Problem to work on | Which lines hold the word "screenshot"? Copy each one.

=======

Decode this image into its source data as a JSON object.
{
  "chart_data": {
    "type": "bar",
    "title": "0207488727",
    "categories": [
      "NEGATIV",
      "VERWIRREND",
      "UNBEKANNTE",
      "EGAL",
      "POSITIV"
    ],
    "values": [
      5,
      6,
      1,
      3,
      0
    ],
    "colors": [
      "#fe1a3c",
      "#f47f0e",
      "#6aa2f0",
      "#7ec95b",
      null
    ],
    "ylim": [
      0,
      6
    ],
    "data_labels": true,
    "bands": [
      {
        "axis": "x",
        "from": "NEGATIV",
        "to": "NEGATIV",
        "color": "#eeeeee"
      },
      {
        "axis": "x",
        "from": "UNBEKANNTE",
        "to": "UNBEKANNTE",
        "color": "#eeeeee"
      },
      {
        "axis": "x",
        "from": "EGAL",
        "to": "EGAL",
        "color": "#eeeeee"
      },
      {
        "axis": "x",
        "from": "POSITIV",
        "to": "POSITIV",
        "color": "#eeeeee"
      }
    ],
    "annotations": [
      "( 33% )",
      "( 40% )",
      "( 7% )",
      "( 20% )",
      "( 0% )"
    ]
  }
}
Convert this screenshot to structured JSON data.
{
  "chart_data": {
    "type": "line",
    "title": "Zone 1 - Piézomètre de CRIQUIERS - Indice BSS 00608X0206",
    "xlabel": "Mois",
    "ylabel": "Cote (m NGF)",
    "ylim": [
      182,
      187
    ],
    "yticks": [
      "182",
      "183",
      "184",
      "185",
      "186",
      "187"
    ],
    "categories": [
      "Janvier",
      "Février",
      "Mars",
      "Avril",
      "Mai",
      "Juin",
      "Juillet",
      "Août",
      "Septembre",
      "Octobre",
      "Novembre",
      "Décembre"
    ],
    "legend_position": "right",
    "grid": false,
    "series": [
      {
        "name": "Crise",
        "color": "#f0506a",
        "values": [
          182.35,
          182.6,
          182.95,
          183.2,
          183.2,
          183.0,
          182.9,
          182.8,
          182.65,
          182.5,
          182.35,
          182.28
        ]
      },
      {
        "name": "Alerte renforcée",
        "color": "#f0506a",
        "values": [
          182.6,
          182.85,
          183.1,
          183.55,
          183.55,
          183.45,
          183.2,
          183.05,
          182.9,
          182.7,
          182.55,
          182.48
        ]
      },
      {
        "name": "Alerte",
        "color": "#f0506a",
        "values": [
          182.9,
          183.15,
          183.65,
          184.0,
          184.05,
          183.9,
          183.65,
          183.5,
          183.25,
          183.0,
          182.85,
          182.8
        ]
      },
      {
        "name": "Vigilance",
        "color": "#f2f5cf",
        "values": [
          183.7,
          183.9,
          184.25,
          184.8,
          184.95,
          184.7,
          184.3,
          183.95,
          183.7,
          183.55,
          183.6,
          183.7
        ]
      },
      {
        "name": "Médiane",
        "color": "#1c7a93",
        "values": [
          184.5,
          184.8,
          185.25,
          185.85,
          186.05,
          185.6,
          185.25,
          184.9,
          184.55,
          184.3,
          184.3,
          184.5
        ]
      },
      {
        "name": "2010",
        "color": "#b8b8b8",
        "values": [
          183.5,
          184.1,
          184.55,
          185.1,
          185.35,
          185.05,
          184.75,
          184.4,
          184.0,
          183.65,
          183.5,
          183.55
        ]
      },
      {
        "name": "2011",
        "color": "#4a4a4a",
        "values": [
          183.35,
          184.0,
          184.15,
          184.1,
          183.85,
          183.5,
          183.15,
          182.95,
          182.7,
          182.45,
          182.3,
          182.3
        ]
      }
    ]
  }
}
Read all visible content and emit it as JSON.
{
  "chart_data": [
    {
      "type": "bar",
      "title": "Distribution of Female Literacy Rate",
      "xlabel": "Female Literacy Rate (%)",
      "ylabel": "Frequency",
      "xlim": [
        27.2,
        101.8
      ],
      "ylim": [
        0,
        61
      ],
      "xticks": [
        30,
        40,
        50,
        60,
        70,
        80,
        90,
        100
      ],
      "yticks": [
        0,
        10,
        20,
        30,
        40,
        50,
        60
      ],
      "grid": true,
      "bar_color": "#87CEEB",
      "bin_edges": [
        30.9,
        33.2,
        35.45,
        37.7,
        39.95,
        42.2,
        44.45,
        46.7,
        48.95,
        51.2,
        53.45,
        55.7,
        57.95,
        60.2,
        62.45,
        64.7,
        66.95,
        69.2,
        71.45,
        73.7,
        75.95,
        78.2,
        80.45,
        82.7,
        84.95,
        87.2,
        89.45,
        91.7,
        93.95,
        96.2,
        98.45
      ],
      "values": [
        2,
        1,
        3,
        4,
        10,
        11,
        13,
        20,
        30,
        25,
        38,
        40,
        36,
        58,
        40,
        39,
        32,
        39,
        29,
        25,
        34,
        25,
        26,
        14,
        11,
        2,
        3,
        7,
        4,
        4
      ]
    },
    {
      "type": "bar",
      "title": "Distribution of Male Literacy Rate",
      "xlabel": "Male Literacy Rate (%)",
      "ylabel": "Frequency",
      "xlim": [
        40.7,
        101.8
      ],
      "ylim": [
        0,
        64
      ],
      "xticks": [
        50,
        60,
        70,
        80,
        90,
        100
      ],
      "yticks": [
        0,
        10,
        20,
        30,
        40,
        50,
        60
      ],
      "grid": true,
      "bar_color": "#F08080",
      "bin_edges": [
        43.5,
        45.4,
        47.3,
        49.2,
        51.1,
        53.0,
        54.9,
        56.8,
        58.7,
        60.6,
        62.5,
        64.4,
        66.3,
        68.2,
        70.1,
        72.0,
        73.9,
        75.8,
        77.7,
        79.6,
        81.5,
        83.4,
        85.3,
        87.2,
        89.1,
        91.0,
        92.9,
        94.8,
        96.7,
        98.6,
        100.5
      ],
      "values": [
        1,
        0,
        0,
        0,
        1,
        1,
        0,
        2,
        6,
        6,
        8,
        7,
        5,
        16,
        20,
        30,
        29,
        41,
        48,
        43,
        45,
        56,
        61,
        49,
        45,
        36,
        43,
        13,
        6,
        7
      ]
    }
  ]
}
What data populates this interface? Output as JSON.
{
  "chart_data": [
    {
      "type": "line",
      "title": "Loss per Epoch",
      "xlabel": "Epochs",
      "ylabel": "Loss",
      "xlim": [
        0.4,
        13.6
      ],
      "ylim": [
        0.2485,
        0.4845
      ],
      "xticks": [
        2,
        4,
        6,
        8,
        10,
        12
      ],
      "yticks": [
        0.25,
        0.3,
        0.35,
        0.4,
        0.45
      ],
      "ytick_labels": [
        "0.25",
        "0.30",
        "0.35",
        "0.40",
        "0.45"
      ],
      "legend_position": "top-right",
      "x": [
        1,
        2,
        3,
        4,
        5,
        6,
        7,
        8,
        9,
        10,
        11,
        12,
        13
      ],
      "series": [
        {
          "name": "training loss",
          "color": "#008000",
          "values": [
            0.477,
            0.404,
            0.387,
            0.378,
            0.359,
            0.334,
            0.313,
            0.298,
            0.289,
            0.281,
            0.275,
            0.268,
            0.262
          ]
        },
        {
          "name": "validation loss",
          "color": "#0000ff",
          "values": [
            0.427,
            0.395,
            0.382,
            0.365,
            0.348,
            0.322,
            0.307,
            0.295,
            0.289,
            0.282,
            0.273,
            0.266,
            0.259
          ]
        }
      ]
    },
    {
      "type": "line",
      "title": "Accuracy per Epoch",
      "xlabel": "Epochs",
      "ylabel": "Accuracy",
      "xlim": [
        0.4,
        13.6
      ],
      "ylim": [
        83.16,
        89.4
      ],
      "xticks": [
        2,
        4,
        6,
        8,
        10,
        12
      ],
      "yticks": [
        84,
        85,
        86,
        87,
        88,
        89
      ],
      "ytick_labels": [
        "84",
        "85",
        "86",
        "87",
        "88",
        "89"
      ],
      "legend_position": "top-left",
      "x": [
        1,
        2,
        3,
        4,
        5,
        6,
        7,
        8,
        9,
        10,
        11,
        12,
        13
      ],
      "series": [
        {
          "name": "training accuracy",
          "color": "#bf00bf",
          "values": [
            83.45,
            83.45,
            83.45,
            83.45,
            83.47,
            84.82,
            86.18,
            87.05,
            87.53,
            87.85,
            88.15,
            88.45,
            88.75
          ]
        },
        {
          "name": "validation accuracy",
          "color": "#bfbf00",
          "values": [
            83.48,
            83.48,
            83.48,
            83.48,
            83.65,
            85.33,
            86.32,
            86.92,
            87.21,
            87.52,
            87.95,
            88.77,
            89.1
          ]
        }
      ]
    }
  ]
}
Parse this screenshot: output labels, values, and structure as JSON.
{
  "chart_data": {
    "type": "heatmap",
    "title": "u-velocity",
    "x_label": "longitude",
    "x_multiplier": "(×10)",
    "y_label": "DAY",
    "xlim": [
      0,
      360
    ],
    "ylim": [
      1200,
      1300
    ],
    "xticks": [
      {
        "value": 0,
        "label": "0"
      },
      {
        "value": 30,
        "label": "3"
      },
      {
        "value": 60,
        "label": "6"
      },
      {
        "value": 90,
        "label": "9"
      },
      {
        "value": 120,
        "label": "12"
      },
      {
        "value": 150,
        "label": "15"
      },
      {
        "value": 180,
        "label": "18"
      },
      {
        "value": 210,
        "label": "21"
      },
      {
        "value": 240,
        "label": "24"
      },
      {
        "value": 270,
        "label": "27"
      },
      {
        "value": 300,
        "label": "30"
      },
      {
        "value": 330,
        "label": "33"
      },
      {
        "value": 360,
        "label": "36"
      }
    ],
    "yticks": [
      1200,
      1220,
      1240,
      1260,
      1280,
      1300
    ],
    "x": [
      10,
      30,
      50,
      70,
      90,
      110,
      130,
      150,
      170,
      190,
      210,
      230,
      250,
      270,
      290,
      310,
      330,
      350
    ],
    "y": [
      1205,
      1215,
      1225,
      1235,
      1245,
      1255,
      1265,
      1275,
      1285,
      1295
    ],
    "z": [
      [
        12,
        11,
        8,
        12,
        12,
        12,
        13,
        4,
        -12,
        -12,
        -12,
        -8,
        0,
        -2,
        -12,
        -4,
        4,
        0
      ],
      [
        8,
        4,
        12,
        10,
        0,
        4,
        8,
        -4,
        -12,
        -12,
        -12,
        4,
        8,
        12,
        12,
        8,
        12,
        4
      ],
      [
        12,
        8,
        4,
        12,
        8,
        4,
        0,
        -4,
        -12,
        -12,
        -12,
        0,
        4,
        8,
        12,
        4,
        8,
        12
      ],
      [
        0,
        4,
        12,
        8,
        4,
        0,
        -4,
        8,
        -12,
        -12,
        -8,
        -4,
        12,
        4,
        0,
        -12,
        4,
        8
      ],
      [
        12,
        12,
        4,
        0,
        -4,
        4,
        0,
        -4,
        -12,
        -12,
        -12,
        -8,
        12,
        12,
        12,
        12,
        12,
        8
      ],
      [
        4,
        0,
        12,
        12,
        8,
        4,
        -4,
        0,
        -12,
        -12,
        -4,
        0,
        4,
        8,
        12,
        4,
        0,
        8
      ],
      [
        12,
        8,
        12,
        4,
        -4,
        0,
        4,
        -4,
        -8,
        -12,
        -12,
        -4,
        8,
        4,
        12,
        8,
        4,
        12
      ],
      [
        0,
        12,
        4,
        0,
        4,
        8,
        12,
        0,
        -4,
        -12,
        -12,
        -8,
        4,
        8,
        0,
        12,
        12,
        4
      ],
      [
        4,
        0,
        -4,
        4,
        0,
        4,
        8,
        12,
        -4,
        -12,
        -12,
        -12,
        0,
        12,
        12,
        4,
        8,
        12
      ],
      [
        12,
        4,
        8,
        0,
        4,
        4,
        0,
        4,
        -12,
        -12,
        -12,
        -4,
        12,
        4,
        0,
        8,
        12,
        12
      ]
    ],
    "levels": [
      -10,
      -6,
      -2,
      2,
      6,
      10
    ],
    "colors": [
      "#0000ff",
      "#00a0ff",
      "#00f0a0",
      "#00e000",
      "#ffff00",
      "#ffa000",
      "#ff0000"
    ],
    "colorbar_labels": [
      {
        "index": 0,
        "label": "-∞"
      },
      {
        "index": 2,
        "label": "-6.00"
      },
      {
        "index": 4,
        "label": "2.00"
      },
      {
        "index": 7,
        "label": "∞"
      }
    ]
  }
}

=======

Solution |
Convert this screenshot to structured JSON data.
Parse this screenshot: output labels, values, and structure as JSON.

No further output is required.